#### Task requirements
Write the records out again, keeping each line exactly as it is.

#### Records provided
..........

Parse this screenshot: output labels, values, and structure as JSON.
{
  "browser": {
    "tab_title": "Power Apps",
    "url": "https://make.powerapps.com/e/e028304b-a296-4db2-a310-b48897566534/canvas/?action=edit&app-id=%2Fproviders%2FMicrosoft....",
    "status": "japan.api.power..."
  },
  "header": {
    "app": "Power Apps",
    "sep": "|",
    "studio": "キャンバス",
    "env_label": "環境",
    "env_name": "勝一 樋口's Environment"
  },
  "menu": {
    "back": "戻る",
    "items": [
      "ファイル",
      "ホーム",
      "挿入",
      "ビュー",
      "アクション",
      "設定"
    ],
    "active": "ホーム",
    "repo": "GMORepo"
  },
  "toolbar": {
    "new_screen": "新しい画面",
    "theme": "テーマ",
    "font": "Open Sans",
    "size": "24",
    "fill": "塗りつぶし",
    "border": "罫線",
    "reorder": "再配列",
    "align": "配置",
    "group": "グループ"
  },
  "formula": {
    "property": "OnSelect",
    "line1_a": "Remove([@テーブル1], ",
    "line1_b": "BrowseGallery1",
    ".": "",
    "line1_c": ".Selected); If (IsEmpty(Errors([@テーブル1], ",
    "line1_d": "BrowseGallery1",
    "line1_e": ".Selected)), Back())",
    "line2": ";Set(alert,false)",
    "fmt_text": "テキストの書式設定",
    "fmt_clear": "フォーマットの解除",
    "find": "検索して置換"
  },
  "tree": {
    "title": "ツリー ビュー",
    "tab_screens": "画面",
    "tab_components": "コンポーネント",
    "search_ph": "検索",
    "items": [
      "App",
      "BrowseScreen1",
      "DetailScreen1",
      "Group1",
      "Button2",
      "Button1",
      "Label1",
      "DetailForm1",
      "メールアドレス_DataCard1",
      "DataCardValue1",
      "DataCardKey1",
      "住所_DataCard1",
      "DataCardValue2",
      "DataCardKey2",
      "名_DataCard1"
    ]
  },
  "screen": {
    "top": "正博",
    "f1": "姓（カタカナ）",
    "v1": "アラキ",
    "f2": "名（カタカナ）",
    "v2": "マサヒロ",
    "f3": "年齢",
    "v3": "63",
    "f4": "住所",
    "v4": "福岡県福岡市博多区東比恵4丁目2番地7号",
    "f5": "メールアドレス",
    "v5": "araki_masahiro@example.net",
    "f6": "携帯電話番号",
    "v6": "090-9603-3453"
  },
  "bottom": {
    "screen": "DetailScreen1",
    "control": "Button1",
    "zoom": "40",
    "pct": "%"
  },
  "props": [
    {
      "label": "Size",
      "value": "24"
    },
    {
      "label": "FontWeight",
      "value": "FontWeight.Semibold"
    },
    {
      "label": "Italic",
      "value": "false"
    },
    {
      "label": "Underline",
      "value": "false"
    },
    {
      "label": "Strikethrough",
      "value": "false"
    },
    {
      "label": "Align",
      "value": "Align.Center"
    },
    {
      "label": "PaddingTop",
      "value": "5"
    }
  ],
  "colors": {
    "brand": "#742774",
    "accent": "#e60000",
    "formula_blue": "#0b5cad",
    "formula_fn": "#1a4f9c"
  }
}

..........

#### Output
Parse this screenshot: output labels, values, and structure as JSON.
{
  "browser": {
    "tab_title": "Power Apps",
    "url": "https://make.powerapps.com/e/e028304b-a296-4db2-a310-b48897566534/canvas/?action=edit&app-id=%2Fproviders%2FMicrosoft....",
    "status": "japan.api.power..."
  },
  "header": {
    "app": "Power Apps",
    "sep": "|",
    "studio": "キャンバス",
    "env_label": "環境",
    "env_name": "勝一 樋口's Environment"
  },
  "menu": {
    "back": "戻る",
    "items": [
      "ファイル",
      "ホーム",
      "挿入",
      "ビュー",
      "アクション",
      "設定"
    ],
    "active": "ホーム",
    "repo": "GMORepo"
  },
  "toolbar": {
    "new_screen": "新しい画面",
    "theme": "テーマ",
    "font": "Open Sans",
    "size": "24",
    "fill": "塗りつぶし",
    "border": "罫線",
    "reorder": "再配列",
    "align": "配置",
    "group": "グループ"
  },
  "formula": {
    "property": "OnSelect",
    "line1_a": "Remove([@テーブル1], ",
    "line1_b": "BrowseGallery1",
    ".": "",
    "line1_c": ".Selected); If (IsEmpty(Errors([@テーブル1], ",
    "line1_d": "BrowseGallery1",
    "line1_e": ".Selected)), Back())",
    "line2": ";Set(alert,false)",
    "fmt_text": "テキストの書式設定",
    "fmt_clear": "フォーマットの解除",
    "find": "検索して置換"
  },
  "tree": {
    "title": "ツリー ビュー",
    "tab_screens": "画面",
    "tab_components": "コンポーネント",
    "search_ph": "検索",
    "items": [
      "App",
      "BrowseScreen1",
      "DetailScreen1",
      "Group1",
      "Button2",
      "Button1",
      "Label1",
      "DetailForm1",
      "メールアドレス_DataCard1",
      "DataCardValue1",
      "DataCardKey1",
      "住所_DataCard1",
      "DataCardValue2",
      "DataCardKey2",
      "名_DataCard1"
    ]
  },
  "screen": {
    "top": "正博",
    "f1": "姓（カタカナ）",
    "v1": "アラキ",
    "f2": "名（カタカナ）",
    "v2": "マサヒロ",
    "f3": "年齢",
    "v3": "63",
    "f4": "住所",
    "v4": "福岡県福岡市博多区東比恵4丁目2番地7号",
    "f5": "メールアドレス",
    "v5": "araki_masahiro@example.net",
    "f6": "携帯電話番号",
    "v6": "090-9603-3453"
  },
  "bottom": {
    "screen": "DetailScreen1",
    "control": "Button1",
    "zoom": "40",
    "pct": "%"
  },
  "props": [
    {
      "label": "Size",
      "value": "24"
    },
    {
      "label": "FontWeight",
      "value": "FontWeight.Semibold"
    },
    {
      "label": "Italic",
      "value": "false"
    },
    {
      "label": "Underline",
      "value": "false"
    },
    {
      "label": "Strikethrough",
      "value": "false"
    },
    {
      "label": "Align",
      "value": "Align.Center"
    },
    {
      "label": "PaddingTop",
      "value": "5"
    }
  ],
  "colors": {
    "brand": "#742774",
    "accent": "#e60000",
    "formula_blue": "#0b5cad",
    "formula_fn": "#1a4f9c"
  }
}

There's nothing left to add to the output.